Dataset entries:
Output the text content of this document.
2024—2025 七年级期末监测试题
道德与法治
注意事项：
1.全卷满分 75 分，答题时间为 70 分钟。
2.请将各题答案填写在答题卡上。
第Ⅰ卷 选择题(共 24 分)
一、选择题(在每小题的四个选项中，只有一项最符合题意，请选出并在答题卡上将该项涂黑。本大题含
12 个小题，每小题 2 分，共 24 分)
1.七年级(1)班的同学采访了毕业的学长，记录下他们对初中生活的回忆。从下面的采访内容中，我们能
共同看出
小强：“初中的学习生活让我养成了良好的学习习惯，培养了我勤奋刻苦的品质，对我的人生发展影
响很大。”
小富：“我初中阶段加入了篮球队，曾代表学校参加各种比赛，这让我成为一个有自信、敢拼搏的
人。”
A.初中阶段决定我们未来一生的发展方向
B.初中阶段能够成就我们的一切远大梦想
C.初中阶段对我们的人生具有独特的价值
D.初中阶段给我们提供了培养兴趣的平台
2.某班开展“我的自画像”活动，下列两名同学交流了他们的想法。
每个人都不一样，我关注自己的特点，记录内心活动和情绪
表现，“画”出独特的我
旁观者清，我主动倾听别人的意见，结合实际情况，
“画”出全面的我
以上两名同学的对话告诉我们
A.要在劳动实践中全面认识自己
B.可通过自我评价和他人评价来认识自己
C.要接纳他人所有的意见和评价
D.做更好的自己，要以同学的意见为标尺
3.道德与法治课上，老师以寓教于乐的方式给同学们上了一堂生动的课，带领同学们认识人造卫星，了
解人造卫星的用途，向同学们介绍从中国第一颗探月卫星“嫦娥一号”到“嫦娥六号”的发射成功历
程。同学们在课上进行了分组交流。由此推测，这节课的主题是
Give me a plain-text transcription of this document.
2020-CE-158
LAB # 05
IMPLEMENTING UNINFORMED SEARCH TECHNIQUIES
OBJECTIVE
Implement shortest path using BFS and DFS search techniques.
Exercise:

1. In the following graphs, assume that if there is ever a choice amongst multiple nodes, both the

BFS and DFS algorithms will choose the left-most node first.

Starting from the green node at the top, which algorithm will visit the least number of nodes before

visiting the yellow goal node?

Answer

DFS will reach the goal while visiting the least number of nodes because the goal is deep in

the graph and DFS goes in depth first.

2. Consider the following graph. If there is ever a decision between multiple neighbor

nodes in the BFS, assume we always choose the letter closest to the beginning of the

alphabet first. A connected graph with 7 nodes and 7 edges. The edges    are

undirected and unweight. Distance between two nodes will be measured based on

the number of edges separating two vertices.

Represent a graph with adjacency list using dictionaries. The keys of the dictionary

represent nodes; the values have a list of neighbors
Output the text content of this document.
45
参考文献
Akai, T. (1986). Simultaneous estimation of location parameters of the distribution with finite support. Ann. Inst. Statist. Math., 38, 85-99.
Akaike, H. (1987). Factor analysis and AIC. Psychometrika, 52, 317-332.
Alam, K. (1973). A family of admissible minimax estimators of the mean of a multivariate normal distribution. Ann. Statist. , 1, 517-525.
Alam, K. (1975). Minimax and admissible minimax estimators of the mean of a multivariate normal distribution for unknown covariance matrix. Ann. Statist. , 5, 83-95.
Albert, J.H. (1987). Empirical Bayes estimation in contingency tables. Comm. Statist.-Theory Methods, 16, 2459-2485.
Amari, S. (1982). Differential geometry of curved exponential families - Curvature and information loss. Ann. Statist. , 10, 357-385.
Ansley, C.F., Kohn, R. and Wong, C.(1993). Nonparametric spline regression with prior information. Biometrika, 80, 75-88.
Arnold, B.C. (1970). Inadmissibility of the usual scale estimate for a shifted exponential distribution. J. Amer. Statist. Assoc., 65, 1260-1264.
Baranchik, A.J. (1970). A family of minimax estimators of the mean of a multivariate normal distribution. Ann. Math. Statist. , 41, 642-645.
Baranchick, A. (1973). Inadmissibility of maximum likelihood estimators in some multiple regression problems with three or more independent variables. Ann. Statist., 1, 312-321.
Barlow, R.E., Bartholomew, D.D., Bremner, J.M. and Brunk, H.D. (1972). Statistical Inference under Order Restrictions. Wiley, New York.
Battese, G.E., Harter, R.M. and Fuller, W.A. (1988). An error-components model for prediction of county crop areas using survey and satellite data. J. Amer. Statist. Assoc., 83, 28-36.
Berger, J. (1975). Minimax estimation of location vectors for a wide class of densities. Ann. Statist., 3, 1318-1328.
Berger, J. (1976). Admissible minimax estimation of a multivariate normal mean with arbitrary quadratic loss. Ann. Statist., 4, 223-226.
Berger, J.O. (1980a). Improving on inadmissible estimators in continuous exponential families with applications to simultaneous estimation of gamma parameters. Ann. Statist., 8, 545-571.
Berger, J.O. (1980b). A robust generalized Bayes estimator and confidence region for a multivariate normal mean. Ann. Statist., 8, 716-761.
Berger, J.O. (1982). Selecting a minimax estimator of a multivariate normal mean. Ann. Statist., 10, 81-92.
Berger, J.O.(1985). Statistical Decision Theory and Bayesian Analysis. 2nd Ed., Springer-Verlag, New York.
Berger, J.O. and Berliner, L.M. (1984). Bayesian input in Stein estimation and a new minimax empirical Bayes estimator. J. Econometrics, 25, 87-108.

▶ _SHORT EXERCISE_: Your answer should be a single number: the count of lines that contain "between".

▶ _THE ANSWER_: 2